(What to produce)
Write out each line in which the string "color" is present.

(Stored records)

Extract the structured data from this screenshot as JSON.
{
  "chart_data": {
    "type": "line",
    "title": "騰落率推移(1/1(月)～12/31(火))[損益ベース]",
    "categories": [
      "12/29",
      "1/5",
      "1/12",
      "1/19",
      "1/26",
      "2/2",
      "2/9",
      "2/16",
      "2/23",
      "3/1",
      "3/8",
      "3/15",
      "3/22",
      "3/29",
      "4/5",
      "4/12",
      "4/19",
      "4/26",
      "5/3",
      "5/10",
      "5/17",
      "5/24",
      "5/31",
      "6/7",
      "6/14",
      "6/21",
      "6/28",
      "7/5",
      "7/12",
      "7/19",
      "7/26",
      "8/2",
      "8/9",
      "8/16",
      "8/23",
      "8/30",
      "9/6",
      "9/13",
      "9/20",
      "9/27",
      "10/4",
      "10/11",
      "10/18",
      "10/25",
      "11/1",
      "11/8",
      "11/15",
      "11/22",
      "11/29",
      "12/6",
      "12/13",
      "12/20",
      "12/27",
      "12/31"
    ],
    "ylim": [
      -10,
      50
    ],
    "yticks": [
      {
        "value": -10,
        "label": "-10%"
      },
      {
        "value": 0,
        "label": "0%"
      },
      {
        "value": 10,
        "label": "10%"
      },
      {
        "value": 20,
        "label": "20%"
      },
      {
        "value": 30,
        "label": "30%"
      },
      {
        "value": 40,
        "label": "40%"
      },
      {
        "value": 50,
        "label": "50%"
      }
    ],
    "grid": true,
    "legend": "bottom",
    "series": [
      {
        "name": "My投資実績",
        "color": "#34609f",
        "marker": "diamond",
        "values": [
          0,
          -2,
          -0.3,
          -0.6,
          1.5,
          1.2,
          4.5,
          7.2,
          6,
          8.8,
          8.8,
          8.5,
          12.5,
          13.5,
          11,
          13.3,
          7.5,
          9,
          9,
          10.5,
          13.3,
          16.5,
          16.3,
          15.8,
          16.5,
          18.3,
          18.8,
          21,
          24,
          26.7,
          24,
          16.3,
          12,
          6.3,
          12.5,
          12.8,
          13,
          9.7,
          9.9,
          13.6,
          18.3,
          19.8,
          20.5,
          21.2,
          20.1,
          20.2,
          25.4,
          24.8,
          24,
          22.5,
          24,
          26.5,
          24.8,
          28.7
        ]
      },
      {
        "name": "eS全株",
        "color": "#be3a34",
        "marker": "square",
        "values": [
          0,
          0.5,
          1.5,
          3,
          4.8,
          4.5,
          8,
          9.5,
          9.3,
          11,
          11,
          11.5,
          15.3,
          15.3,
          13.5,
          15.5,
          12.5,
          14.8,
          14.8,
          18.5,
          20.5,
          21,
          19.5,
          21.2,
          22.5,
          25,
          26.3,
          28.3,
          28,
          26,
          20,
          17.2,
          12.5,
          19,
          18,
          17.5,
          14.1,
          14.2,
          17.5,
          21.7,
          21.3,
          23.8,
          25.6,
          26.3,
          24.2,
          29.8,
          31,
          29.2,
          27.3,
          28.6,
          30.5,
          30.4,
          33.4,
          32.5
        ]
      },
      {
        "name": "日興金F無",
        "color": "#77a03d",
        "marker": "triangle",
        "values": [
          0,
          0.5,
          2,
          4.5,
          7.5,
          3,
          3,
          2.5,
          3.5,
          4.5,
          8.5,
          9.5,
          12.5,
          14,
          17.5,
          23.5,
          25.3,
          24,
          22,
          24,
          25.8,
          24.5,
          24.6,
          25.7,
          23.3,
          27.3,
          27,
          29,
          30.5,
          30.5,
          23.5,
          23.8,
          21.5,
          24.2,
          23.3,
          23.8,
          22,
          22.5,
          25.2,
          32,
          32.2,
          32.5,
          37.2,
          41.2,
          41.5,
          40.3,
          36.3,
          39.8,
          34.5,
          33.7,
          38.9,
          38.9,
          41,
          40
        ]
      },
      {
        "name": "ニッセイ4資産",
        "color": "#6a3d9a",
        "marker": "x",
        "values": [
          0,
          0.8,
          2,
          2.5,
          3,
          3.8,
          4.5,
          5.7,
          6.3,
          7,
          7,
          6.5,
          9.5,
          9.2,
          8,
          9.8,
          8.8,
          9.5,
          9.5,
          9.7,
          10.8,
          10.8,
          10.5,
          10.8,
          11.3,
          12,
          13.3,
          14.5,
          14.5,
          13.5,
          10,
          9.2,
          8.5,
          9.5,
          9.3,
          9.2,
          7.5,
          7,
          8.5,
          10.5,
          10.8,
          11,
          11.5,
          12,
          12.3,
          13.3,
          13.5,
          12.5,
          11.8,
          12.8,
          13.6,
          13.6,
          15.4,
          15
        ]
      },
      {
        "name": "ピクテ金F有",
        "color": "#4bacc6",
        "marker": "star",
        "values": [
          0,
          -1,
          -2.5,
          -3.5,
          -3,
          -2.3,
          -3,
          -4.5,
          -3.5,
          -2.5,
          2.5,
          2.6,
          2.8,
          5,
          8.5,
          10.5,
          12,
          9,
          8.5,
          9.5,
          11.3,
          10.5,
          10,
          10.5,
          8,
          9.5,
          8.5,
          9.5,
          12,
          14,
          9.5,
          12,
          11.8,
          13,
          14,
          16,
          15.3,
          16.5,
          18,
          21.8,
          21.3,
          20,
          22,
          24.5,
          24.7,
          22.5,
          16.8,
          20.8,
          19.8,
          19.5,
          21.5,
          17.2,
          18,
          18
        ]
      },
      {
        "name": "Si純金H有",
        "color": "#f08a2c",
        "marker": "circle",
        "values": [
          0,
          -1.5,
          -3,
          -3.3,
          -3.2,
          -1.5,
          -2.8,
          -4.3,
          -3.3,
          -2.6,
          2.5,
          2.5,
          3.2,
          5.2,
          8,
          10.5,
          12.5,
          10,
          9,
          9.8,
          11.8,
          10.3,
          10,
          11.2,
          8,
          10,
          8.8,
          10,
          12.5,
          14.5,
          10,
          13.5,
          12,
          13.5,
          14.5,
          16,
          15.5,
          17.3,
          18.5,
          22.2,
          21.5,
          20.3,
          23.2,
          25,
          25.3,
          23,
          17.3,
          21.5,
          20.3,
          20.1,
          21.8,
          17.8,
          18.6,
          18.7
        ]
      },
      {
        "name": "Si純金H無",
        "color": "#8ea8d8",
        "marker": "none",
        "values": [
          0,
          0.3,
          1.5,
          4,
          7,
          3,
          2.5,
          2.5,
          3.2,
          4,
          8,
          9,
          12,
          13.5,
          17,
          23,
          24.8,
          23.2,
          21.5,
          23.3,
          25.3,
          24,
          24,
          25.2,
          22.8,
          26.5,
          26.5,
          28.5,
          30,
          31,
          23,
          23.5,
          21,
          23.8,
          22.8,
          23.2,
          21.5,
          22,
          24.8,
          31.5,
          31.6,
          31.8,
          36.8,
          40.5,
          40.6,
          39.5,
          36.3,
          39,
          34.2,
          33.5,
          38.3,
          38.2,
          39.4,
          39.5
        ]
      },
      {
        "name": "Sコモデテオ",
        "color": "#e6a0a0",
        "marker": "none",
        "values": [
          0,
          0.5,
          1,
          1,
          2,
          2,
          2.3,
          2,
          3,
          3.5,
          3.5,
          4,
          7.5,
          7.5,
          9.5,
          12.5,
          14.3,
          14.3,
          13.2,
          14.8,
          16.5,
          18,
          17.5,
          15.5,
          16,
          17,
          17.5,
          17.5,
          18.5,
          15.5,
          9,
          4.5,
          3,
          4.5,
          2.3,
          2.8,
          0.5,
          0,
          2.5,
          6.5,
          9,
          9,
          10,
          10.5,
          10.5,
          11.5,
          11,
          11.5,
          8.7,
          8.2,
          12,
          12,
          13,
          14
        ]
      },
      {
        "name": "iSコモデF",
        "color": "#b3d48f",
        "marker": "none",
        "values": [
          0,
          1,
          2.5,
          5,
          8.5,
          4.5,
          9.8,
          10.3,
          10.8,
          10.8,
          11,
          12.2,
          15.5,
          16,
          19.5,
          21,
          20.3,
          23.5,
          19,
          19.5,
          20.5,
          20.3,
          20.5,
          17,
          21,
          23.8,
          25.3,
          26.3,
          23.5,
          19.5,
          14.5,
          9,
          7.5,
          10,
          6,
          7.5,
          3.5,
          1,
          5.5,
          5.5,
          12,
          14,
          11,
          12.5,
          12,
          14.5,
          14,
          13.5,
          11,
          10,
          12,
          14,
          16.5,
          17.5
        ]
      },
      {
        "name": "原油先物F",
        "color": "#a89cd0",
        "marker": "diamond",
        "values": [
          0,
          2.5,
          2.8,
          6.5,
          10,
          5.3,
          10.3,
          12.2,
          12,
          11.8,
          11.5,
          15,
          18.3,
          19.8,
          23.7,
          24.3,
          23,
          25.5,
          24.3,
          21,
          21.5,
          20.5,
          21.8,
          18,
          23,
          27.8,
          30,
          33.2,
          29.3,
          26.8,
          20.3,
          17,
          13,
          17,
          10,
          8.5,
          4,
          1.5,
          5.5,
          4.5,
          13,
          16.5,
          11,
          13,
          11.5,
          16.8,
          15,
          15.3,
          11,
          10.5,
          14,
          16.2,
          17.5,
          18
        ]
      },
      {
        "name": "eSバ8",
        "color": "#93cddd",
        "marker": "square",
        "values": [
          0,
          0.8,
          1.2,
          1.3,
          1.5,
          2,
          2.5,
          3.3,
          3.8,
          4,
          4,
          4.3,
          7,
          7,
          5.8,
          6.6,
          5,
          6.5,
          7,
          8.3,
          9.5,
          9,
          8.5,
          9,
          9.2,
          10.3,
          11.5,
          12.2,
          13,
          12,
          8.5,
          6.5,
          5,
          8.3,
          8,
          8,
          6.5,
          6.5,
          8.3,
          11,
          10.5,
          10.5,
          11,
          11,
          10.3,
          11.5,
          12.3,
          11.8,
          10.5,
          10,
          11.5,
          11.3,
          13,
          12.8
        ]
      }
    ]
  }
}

(Task solution)
        "color": "#34609f",
        "color": "#be3a34",
        "color": "#77a03d",
        "color": "#6a3d9a",
        "color": "#4bacc6",
        "color": "#f08a2c",
        "color": "#8ea8d8",
        "color": "#e6a0a0",
        "color": "#b3d48f",
        "color": "#a89cd0",
        "color": "#93cddd",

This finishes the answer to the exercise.